THE EXERCISE:
Output solely the number of lines containing the string "text".

====

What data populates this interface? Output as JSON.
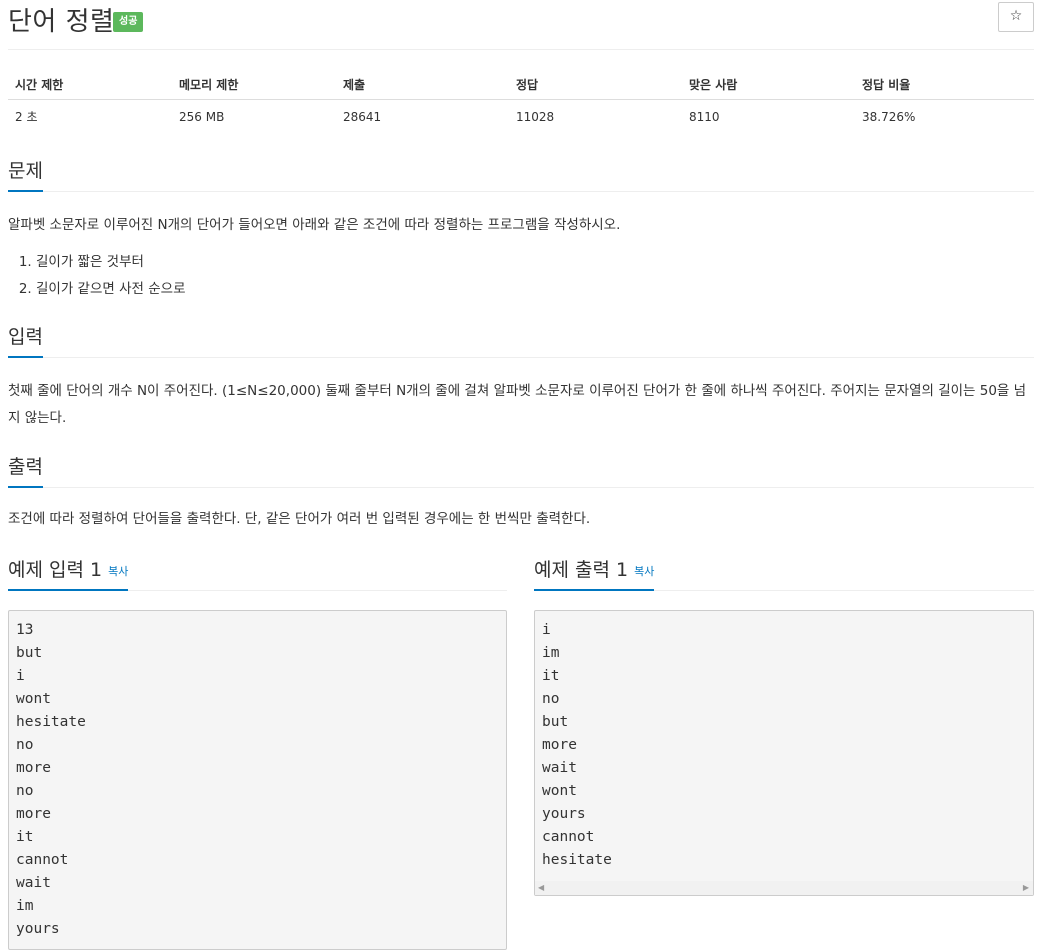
{
  "header": {
    "title": "단어 정렬",
    "badge": "성공",
    "star": "☆"
  },
  "info": {
    "headers": [
      "시간 제한",
      "메모리 제한",
      "제출",
      "정답",
      "맞은 사람",
      "정답 비율"
    ],
    "values": [
      "2 초",
      "256 MB",
      "28641",
      "11028",
      "8110",
      "38.726%"
    ]
  },
  "problem": {
    "heading": "문제",
    "text": "알파벳 소문자로 이루어진 N개의 단어가 들어오면 아래와 같은 조건에 따라 정렬하는 프로그램을 작성하시오.",
    "items": [
      "길이가 짧은 것부터",
      "길이가 같으면 사전 순으로"
    ]
  },
  "input": {
    "heading": "입력",
    "text": "첫째 줄에 단어의 개수 N이 주어진다. (1≤N≤20,000) 둘째 줄부터 N개의 줄에 걸쳐 알파벳 소문자로 이루어진 단어가 한 줄에 하나씩 주어진다. 주어지는 문자열의 길이는 50을 넘지 않는다."
  },
  "output": {
    "heading": "출력",
    "text": "조건에 따라 정렬하여 단어들을 출력한다. 단, 같은 단어가 여러 번 입력된 경우에는 한 번씩만 출력한다."
  },
  "sample_input": {
    "heading": "예제 입력 1",
    "copy": "복사",
    "content": "13\nbut\ni\nwont\nhesitate\nno\nmore\nno\nmore\nit\ncannot\nwait\nim\nyours"
  },
  "sample_output": {
    "heading": "예제 출력 1",
    "copy": "복사",
    "content": "i\nim\nit\nno\nbut\nmore\nwait\nwont\nyours\ncannot\nhesitate"
  },
  "scroll_arrows": {
    "left": "◀",
    "right": "▶"
  }
}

====

RESULT OF THIS EXERCISE:
3